--- INSTRUCTIONS FOR THE TASK ---
Return every record verbatim.

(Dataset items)
________
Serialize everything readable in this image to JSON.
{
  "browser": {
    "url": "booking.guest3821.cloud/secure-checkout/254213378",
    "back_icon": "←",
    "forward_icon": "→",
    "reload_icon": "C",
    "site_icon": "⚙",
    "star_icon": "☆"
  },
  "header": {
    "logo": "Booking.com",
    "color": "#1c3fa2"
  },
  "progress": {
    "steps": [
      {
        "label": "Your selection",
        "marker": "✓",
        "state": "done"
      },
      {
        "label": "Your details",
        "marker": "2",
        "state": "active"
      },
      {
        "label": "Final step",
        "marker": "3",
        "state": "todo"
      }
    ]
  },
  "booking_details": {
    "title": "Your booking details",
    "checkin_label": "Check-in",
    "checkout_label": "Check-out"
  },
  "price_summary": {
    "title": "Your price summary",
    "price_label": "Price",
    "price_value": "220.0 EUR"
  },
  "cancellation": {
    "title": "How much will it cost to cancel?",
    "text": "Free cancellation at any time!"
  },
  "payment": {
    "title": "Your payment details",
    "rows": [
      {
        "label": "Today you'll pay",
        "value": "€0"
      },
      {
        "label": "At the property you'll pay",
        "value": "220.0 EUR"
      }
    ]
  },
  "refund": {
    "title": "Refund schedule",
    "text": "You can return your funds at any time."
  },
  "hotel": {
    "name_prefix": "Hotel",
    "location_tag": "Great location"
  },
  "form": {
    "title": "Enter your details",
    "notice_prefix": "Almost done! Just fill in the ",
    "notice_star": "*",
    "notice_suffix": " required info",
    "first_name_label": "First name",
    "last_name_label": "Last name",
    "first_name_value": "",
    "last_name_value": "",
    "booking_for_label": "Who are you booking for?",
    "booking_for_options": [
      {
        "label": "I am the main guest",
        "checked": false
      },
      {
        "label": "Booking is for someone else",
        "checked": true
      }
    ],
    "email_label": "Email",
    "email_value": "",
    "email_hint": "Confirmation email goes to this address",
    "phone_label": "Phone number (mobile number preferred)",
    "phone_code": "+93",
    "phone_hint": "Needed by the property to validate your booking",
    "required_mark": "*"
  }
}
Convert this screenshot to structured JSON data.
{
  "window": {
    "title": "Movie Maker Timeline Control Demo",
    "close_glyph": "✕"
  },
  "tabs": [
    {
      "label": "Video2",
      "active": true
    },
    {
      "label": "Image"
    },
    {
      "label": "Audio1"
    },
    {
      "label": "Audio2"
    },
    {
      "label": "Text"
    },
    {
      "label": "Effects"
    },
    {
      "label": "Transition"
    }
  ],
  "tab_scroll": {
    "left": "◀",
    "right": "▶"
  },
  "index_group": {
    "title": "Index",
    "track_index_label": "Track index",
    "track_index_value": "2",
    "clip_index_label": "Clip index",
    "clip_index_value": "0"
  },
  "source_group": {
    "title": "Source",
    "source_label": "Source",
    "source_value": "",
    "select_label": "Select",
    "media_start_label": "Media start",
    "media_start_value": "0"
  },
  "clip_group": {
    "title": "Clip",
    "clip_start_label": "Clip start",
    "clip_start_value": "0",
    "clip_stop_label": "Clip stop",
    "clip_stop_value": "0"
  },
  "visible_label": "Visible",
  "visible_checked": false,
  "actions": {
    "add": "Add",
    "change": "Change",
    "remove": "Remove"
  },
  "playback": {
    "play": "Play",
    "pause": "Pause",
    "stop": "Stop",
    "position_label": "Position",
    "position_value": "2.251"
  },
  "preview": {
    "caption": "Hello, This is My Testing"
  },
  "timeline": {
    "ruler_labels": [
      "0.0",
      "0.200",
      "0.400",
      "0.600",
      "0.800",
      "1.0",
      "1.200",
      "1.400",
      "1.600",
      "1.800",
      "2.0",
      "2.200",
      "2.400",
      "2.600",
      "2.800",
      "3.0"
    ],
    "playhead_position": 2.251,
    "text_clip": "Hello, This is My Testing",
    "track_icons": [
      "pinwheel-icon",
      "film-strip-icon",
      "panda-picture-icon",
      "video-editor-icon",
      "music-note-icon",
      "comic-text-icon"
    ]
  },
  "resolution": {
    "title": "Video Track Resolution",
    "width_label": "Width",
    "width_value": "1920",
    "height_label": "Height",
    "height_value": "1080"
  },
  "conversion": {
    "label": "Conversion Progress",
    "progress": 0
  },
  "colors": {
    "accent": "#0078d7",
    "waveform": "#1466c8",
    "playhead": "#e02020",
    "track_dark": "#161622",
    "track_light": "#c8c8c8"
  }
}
________
--- SOLVED PROBLEM ---
Serialize everything readable in this image to JSON.
{
  "browser": {
    "url": "booking.guest3821.cloud/secure-checkout/254213378",
    "back_icon": "←",
    "forward_icon": "→",
    "reload_icon": "C",
    "site_icon": "⚙",
    "star_icon": "☆"
  },
  "header": {
    "logo": "Booking.com",
    "color": "#1c3fa2"
  },
  "progress": {
    "steps": [
      {
        "label": "Your selection",
        "marker": "✓",
        "state": "done"
      },
      {
        "label": "Your details",
        "marker": "2",
        "state": "active"
      },
      {
        "label": "Final step",
        "marker": "3",
        "state": "todo"
      }
    ]
  },
  "booking_details": {
    "title": "Your booking details",
    "checkin_label": "Check-in",
    "checkout_label": "Check-out"
  },
  "price_summary": {
    "title": "Your price summary",
    "price_label": "Price",
    "price_value": "220.0 EUR"
  },
  "cancellation": {
    "title": "How much will it cost to cancel?",
    "text": "Free cancellation at any time!"
  },
  "payment": {
    "title": "Your payment details",
    "rows": [
      {
        "label": "Today you'll pay",
        "value": "€0"
      },
      {
        "label": "At the property you'll pay",
        "value": "220.0 EUR"
      }
    ]
  },
  "refund": {
    "title": "Refund schedule",
    "text": "You can return your funds at any time."
  },
  "hotel": {
    "name_prefix": "Hotel",
    "location_tag": "Great location"
  },
  "form": {
    "title": "Enter your details",
    "notice_prefix": "Almost done! Just fill in the ",
    "notice_star": "*",
    "notice_suffix": " required info",
    "first_name_label": "First name",
    "last_name_label": "Last name",
    "first_name_value": "",
    "last_name_value": "",
    "booking_for_label": "Who are you booking for?",
    "booking_for_options": [
      {
        "label": "I am the main guest",
        "checked": false
      },
      {
        "label": "Booking is for someone else",
        "checked": true
      }
    ],
    "email_label": "Email",
    "email_value": "",
    "email_hint": "Confirmation email goes to this address",
    "phone_label": "Phone number (mobile number preferred)",
    "phone_code": "+93",
    "phone_hint": "Needed by the property to validate your booking",
    "required_mark": "*"
  }
}
Convert this screenshot to structured JSON data.
{
  "window": {
    "title": "Movie Maker Timeline Control Demo",
    "close_glyph": "✕"
  },
  "tabs": [
    {
      "label": "Video2",
      "active": true
    },
    {
      "label": "Image"
    },
    {
      "label": "Audio1"
    },
    {
      "label": "Audio2"
    },
    {
      "label": "Text"
    },
    {
      "label": "Effects"
    },
    {
      "label": "Transition"
    }
  ],
  "tab_scroll": {
    "left": "◀",
    "right": "▶"
  },
  "index_group": {
    "title": "Index",
    "track_index_label": "Track index",
    "track_index_value": "2",
    "clip_index_label": "Clip index",
    "clip_index_value": "0"
  },
  "source_group": {
    "title": "Source",
    "source_label": "Source",
    "source_value": "",
    "select_label": "Select",
    "media_start_label": "Media start",
    "media_start_value": "0"
  },
  "clip_group": {
    "title": "Clip",
    "clip_start_label": "Clip start",
    "clip_start_value": "0",
    "clip_stop_label": "Clip stop",
    "clip_stop_value": "0"
  },
  "visible_label": "Visible",
  "visible_checked": false,
  "actions": {
    "add": "Add",
    "change": "Change",
    "remove": "Remove"
  },
  "playback": {
    "play": "Play",
    "pause": "Pause",
    "stop": "Stop",
    "position_label": "Position",
    "position_value": "2.251"
  },
  "preview": {
    "caption": "Hello, This is My Testing"
  },
  "timeline": {
    "ruler_labels": [
      "0.0",
      "0.200",
      "0.400",
      "0.600",
      "0.800",
      "1.0",
      "1.200",
      "1.400",
      "1.600",
      "1.800",
      "2.0",
      "2.200",
      "2.400",
      "2.600",
      "2.800",
      "3.0"
    ],
    "playhead_position": 2.251,
    "text_clip": "Hello, This is My Testing",
    "track_icons": [
      "pinwheel-icon",
      "film-strip-icon",
      "panda-picture-icon",
      "video-editor-icon",
      "music-note-icon",
      "comic-text-icon"
    ]
  },
  "resolution": {
    "title": "Video Track Resolution",
    "width_label": "Width",
    "width_value": "1920",
    "height_label": "Height",
    "height_value": "1080"
  },
  "conversion": {
    "label": "Conversion Progress",
    "progress": 0
  },
  "colors": {
    "accent": "#0078d7",
    "waveform": "#1466c8",
    "playhead": "#e02020",
    "track_dark": "#161622",
    "track_light": "#c8c8c8"
  }
}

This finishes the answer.